What you should do:
Extract every line below that contains the string "swatch". Case counts, so match uppercase and lowercase letters exactly.

Entries shown:
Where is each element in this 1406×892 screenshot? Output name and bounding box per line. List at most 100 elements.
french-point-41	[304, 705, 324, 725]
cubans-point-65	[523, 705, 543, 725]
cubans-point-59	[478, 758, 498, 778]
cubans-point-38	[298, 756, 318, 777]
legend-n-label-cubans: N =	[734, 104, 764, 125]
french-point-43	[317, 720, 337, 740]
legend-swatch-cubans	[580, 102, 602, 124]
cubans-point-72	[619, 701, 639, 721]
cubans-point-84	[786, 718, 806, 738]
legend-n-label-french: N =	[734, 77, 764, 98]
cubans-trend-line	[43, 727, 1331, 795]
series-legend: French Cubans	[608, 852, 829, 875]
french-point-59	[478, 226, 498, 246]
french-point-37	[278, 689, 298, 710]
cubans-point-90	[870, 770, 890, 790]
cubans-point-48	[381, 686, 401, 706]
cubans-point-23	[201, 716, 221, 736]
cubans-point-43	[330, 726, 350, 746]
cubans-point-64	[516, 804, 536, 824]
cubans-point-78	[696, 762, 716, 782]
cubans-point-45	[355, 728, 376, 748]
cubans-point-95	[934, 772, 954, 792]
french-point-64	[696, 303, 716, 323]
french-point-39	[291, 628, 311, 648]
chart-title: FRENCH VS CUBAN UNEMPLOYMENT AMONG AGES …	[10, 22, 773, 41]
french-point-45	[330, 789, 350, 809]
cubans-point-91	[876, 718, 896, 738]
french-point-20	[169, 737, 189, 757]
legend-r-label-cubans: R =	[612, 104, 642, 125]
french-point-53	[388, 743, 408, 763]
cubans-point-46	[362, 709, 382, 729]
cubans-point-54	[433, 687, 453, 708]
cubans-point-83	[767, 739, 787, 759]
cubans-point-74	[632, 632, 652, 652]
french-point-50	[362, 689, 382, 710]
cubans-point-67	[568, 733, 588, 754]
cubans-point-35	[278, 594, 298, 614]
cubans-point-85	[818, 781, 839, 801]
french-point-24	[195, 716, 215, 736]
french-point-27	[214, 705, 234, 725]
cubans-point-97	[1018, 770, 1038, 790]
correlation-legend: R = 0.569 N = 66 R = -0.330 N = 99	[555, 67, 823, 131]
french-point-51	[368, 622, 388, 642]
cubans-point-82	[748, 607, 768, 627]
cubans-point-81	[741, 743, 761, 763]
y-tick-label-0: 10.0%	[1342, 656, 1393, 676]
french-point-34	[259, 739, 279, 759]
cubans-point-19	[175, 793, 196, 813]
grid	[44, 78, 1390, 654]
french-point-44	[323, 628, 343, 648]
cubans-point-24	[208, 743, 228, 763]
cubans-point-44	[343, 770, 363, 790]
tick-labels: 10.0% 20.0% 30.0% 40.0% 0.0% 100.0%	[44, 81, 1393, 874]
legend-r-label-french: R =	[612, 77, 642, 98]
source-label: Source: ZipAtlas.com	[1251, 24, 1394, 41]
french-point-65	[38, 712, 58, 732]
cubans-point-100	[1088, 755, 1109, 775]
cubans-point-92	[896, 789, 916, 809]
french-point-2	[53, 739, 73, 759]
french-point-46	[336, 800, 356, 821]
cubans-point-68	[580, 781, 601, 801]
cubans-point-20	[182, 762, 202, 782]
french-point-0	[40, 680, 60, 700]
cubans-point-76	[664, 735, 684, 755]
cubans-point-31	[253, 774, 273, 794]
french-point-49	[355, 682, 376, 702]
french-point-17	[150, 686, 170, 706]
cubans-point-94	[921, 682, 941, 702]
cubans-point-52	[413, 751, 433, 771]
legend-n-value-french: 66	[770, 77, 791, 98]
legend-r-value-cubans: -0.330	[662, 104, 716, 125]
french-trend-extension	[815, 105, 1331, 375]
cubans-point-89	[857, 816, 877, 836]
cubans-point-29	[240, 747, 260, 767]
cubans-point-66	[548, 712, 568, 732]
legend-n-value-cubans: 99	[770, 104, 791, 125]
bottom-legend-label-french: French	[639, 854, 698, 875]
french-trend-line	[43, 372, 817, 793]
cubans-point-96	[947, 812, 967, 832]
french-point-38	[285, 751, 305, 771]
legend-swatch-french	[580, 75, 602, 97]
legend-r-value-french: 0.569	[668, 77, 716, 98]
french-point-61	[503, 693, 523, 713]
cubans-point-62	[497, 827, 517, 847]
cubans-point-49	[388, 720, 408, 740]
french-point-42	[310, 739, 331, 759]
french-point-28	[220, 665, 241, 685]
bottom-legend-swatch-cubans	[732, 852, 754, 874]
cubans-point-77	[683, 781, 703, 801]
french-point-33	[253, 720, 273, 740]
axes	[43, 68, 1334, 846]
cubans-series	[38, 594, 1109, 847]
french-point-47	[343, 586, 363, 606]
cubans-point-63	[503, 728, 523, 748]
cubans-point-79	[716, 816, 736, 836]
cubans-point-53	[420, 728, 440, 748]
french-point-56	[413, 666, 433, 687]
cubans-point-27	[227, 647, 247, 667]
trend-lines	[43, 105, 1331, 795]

Final answer:
legend-swatch-cubans	[580, 102, 602, 124]
legend-swatch-french	[580, 75, 602, 97]
bottom-legend-swatch-cubans	[732, 852, 754, 874]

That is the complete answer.